Output the material below in its entirety, exactly as given.

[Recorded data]
###

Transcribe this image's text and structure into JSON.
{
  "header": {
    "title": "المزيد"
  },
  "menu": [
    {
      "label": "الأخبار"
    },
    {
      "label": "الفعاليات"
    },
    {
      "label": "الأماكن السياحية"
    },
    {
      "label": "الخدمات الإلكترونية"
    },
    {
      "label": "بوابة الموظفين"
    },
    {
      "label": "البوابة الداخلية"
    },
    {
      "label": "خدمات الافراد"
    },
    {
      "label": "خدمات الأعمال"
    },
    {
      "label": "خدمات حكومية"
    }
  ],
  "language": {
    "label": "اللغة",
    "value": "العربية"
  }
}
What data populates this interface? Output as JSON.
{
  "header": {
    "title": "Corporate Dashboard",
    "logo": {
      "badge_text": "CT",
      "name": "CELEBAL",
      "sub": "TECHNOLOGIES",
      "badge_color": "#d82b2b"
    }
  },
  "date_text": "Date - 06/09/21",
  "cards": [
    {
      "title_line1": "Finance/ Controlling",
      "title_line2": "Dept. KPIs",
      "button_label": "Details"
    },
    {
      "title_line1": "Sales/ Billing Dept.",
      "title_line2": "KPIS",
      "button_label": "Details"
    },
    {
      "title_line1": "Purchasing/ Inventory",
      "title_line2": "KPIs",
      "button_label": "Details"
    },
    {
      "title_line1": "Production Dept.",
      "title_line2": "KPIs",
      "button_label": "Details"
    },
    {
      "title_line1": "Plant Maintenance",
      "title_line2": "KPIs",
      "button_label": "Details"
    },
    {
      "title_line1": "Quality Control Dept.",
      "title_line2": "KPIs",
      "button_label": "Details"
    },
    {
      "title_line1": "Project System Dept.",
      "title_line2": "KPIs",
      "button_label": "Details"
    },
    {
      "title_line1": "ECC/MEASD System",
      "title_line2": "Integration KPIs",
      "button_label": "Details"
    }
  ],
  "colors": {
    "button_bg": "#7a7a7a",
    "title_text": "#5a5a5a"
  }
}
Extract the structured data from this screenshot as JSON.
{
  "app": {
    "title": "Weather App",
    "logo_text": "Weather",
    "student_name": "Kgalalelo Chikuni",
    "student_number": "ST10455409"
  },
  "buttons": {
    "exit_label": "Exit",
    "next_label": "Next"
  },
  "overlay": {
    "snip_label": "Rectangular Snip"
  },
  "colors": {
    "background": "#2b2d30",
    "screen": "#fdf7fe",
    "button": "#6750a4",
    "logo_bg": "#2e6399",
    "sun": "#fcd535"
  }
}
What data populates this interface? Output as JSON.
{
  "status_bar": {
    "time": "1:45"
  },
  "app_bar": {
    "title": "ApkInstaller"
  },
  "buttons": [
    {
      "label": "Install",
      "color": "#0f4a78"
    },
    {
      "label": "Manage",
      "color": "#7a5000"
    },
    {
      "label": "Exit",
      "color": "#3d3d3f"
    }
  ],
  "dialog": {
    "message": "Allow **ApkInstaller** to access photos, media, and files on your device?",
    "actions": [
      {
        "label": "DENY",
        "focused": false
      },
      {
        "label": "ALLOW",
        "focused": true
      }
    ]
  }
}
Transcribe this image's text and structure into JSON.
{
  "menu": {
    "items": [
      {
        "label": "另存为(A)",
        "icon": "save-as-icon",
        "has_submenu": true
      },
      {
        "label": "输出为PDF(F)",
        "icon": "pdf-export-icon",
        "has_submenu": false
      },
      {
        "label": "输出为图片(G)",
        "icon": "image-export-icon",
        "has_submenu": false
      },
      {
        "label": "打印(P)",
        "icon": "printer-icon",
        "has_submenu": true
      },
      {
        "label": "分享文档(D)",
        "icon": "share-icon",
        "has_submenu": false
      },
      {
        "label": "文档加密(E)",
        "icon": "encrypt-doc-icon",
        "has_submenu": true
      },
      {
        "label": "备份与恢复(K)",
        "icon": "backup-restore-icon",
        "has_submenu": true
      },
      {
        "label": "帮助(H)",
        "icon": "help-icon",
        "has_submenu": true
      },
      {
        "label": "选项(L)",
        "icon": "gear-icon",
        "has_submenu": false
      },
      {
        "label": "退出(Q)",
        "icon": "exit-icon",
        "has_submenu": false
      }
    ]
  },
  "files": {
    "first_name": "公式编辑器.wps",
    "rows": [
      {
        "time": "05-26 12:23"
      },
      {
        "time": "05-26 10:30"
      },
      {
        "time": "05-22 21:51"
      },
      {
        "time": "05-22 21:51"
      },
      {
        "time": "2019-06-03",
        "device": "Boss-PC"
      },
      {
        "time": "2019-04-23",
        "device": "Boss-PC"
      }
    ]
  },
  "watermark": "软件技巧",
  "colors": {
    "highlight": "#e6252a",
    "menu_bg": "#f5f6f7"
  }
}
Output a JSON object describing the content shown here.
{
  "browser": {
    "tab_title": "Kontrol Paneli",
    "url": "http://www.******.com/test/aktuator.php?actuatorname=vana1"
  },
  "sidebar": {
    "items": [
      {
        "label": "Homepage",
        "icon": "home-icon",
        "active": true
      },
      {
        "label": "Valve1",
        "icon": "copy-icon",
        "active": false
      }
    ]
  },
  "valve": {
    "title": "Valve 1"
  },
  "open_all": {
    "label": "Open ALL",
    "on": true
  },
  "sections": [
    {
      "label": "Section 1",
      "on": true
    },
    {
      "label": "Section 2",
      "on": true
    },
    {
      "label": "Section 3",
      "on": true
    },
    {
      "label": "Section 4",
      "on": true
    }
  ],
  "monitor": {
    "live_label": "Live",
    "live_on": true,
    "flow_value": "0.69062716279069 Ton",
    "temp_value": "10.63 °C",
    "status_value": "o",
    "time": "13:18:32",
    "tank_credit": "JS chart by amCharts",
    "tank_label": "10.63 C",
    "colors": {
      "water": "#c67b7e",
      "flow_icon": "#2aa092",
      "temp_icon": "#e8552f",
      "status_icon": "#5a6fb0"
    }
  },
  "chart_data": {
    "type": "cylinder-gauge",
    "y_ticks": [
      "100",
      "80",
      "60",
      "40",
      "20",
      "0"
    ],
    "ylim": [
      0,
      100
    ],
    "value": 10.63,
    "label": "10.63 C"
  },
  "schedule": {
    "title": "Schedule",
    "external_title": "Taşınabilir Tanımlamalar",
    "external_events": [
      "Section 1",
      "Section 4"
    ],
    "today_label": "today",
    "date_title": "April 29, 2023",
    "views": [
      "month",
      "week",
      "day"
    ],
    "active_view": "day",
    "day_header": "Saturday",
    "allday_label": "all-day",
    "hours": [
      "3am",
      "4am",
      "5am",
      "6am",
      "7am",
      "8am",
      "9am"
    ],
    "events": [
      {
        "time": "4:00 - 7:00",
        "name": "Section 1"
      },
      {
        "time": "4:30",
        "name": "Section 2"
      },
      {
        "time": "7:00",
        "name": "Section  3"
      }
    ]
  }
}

###

__REPLY TO THE TASK__.
Transcribe this image's text and structure into JSON.
{
  "header": {
    "title": "المزيد"
  },
  "menu": [
    {
      "label": "الأخبار"
    },
    {
      "label": "الفعاليات"
    },
    {
      "label": "الأماكن السياحية"
    },
    {
      "label": "الخدمات الإلكترونية"
    },
    {
      "label": "بوابة الموظفين"
    },
    {
      "label": "البوابة الداخلية"
    },
    {
      "label": "خدمات الافراد"
    },
    {
      "label": "خدمات الأعمال"
    },
    {
      "label": "خدمات حكومية"
    }
  ],
  "language": {
    "label": "اللغة",
    "value": "العربية"
  }
}
What data populates this interface? Output as JSON.
{
  "header": {
    "title": "Corporate Dashboard",
    "logo": {
      "badge_text": "CT",
      "name": "CELEBAL",
      "sub": "TECHNOLOGIES",
      "badge_color": "#d82b2b"
    }
  },
  "date_text": "Date - 06/09/21",
  "cards": [
    {
      "title_line1": "Finance/ Controlling",
      "title_line2": "Dept. KPIs",
      "button_label": "Details"
    },
    {
      "title_line1": "Sales/ Billing Dept.",
      "title_line2": "KPIS",
      "button_label": "Details"
    },
    {
      "title_line1": "Purchasing/ Inventory",
      "title_line2": "KPIs",
      "button_label": "Details"
    },
    {
      "title_line1": "Production Dept.",
      "title_line2": "KPIs",
      "button_label": "Details"
    },
    {
      "title_line1": "Plant Maintenance",
      "title_line2": "KPIs",
      "button_label": "Details"
    },
    {
      "title_line1": "Quality Control Dept.",
      "title_line2": "KPIs",
      "button_label": "Details"
    },
    {
      "title_line1": "Project System Dept.",
      "title_line2": "KPIs",
      "button_label": "Details"
    },
    {
      "title_line1": "ECC/MEASD System",
      "title_line2": "Integration KPIs",
      "button_label": "Details"
    }
  ],
  "colors": {
    "button_bg": "#7a7a7a",
    "title_text": "#5a5a5a"
  }
}
Extract the structured data from this screenshot as JSON.
{
  "app": {
    "title": "Weather App",
    "logo_text": "Weather",
    "student_name": "Kgalalelo Chikuni",
    "student_number": "ST10455409"
  },
  "buttons": {
    "exit_label": "Exit",
    "next_label": "Next"
  },
  "overlay": {
    "snip_label": "Rectangular Snip"
  },
  "colors": {
    "background": "#2b2d30",
    "screen": "#fdf7fe",
    "button": "#6750a4",
    "logo_bg": "#2e6399",
    "sun": "#fcd535"
  }
}
What data populates this interface? Output as JSON.
{
  "status_bar": {
    "time": "1:45"
  },
  "app_bar": {
    "title": "ApkInstaller"
  },
  "buttons": [
    {
      "label": "Install",
      "color": "#0f4a78"
    },
    {
      "label": "Manage",
      "color": "#7a5000"
    },
    {
      "label": "Exit",
      "color": "#3d3d3f"
    }
  ],
  "dialog": {
    "message": "Allow **ApkInstaller** to access photos, media, and files on your device?",
    "actions": [
      {
        "label": "DENY",
        "focused": false
      },
      {
        "label": "ALLOW",
        "focused": true
      }
    ]
  }
}
Transcribe this image's text and structure into JSON.
{
  "menu": {
    "items": [
      {
        "label": "另存为(A)",
        "icon": "save-as-icon",
        "has_submenu": true
      },
      {
        "label": "输出为PDF(F)",
        "icon": "pdf-export-icon",
        "has_submenu": false
      },
      {
        "label": "输出为图片(G)",
        "icon": "image-export-icon",
        "has_submenu": false
      },
      {
        "label": "打印(P)",
        "icon": "printer-icon",
        "has_submenu": true
      },
      {
        "label": "分享文档(D)",
        "icon": "share-icon",
        "has_submenu": false
      },
      {
        "label": "文档加密(E)",
        "icon": "encrypt-doc-icon",
        "has_submenu": true
      },
      {
        "label": "备份与恢复(K)",
        "icon": "backup-restore-icon",
        "has_submenu": true
      },
      {
        "label": "帮助(H)",
        "icon": "help-icon",
        "has_submenu": true
      },
      {
        "label": "选项(L)",
        "icon": "gear-icon",
        "has_submenu": false
      },
      {
        "label": "退出(Q)",
        "icon": "exit-icon",
        "has_submenu": false
      }
    ]
  },
  "files": {
    "first_name": "公式编辑器.wps",
    "rows": [
      {
        "time": "05-26 12:23"
      },
      {
        "time": "05-26 10:30"
      },
      {
        "time": "05-22 21:51"
      },
      {
        "time": "05-22 21:51"
      },
      {
        "time": "2019-06-03",
        "device": "Boss-PC"
      },
      {
        "time": "2019-04-23",
        "device": "Boss-PC"
      }
    ]
  },
  "watermark": "软件技巧",
  "colors": {
    "highlight": "#e6252a",
    "menu_bg": "#f5f6f7"
  }
}
Output a JSON object describing the content shown here.
{
  "browser": {
    "tab_title": "Kontrol Paneli",
    "url": "http://www.******.com/test/aktuator.php?actuatorname=vana1"
  },
  "sidebar": {
    "items": [
      {
        "label": "Homepage",
        "icon": "home-icon",
        "active": true
      },
      {
        "label": "Valve1",
        "icon": "copy-icon",
        "active": false
      }
    ]
  },
  "valve": {
    "title": "Valve 1"
  },
  "open_all": {
    "label": "Open ALL",
    "on": true
  },
  "sections": [
    {
      "label": "Section 1",
      "on": true
    },
    {
      "label": "Section 2",
      "on": true
    },
    {
      "label": "Section 3",
      "on": true
    },
    {
      "label": "Section 4",
      "on": true
    }
  ],
  "monitor": {
    "live_label": "Live",
    "live_on": true,
    "flow_value": "0.69062716279069 Ton",
    "temp_value": "10.63 °C",
    "status_value": "o",
    "time": "13:18:32",
    "tank_credit": "JS chart by amCharts",
    "tank_label": "10.63 C",
    "colors": {
      "water": "#c67b7e",
      "flow_icon": "#2aa092",
      "temp_icon": "#e8552f",
      "status_icon": "#5a6fb0"
    }
  },
  "chart_data": {
    "type": "cylinder-gauge",
    "y_ticks": [
      "100",
      "80",
      "60",
      "40",
      "20",
      "0"
    ],
    "ylim": [
      0,
      100
    ],
    "value": 10.63,
    "label": "10.63 C"
  },
  "schedule": {
    "title": "Schedule",
    "external_title": "Taşınabilir Tanımlamalar",
    "external_events": [
      "Section 1",
      "Section 4"
    ],
    "today_label": "today",
    "date_title": "April 29, 2023",
    "views": [
      "month",
      "week",
      "day"
    ],
    "active_view": "day",
    "day_header": "Saturday",
    "allday_label": "all-day",
    "hours": [
      "3am",
      "4am",
      "5am",
      "6am",
      "7am",
      "8am",
      "9am"
    ],
    "events": [
      {
        "time": "4:00 - 7:00",
        "name": "Section 1"
      },
      {
        "time": "4:30",
        "name": "Section 2"
      },
      {
        "time": "7:00",
        "name": "Section  3"
      }
    ]
  }
}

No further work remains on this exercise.